WORK INSTRUCTIONS —
Copy out the entries below precisely; nothing is to be omitted.

>> START RECORDED DATA

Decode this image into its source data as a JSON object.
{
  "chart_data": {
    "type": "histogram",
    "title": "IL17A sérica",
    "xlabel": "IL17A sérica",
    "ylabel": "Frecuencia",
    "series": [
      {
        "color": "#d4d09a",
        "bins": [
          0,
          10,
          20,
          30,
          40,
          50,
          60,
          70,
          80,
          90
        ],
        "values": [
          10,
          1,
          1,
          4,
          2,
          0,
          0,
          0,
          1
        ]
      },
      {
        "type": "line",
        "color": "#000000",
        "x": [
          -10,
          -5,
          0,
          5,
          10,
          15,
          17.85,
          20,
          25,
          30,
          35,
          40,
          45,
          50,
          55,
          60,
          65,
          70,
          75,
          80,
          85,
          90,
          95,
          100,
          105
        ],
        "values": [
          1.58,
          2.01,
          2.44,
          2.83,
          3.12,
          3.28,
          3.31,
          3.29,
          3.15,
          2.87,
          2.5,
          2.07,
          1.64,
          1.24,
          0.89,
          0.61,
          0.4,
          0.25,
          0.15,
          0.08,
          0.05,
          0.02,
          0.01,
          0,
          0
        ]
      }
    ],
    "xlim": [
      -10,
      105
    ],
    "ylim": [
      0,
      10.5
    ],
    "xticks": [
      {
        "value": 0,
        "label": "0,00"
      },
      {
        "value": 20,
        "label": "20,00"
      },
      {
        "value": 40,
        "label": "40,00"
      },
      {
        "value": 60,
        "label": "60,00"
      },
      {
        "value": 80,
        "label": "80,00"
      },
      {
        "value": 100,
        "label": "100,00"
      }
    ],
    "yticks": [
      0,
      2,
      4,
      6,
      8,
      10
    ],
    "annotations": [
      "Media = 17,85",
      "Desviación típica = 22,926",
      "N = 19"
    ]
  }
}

>> END RECORDED DATA

EXERCISE ANSWER —
Decode this image into its source data as a JSON object.
{
  "chart_data": {
    "type": "histogram",
    "title": "IL17A sérica",
    "xlabel": "IL17A sérica",
    "ylabel": "Frecuencia",
    "series": [
      {
        "color": "#d4d09a",
        "bins": [
          0,
          10,
          20,
          30,
          40,
          50,
          60,
          70,
          80,
          90
        ],
        "values": [
          10,
          1,
          1,
          4,
          2,
          0,
          0,
          0,
          1
        ]
      },
      {
        "type": "line",
        "color": "#000000",
        "x": [
          -10,
          -5,
          0,
          5,
          10,
          15,
          17.85,
          20,
          25,
          30,
          35,
          40,
          45,
          50,
          55,
          60,
          65,
          70,
          75,
          80,
          85,
          90,
          95,
          100,
          105
        ],
        "values": [
          1.58,
          2.01,
          2.44,
          2.83,
          3.12,
          3.28,
          3.31,
          3.29,
          3.15,
          2.87,
          2.5,
          2.07,
          1.64,
          1.24,
          0.89,
          0.61,
          0.4,
          0.25,
          0.15,
          0.08,
          0.05,
          0.02,
          0.01,
          0,
          0
        ]
      }
    ],
    "xlim": [
      -10,
      105
    ],
    "ylim": [
      0,
      10.5
    ],
    "xticks": [
      {
        "value": 0,
        "label": "0,00"
      },
      {
        "value": 20,
        "label": "20,00"
      },
      {
        "value": 40,
        "label": "40,00"
      },
      {
        "value": 60,
        "label": "60,00"
      },
      {
        "value": 80,
        "label": "80,00"
      },
      {
        "value": 100,
        "label": "100,00"
      }
    ],
    "yticks": [
      0,
      2,
      4,
      6,
      8,
      10
    ],
    "annotations": [
      "Media = 17,85",
      "Desviación típica = 22,926",
      "N = 19"
    ]
  }
}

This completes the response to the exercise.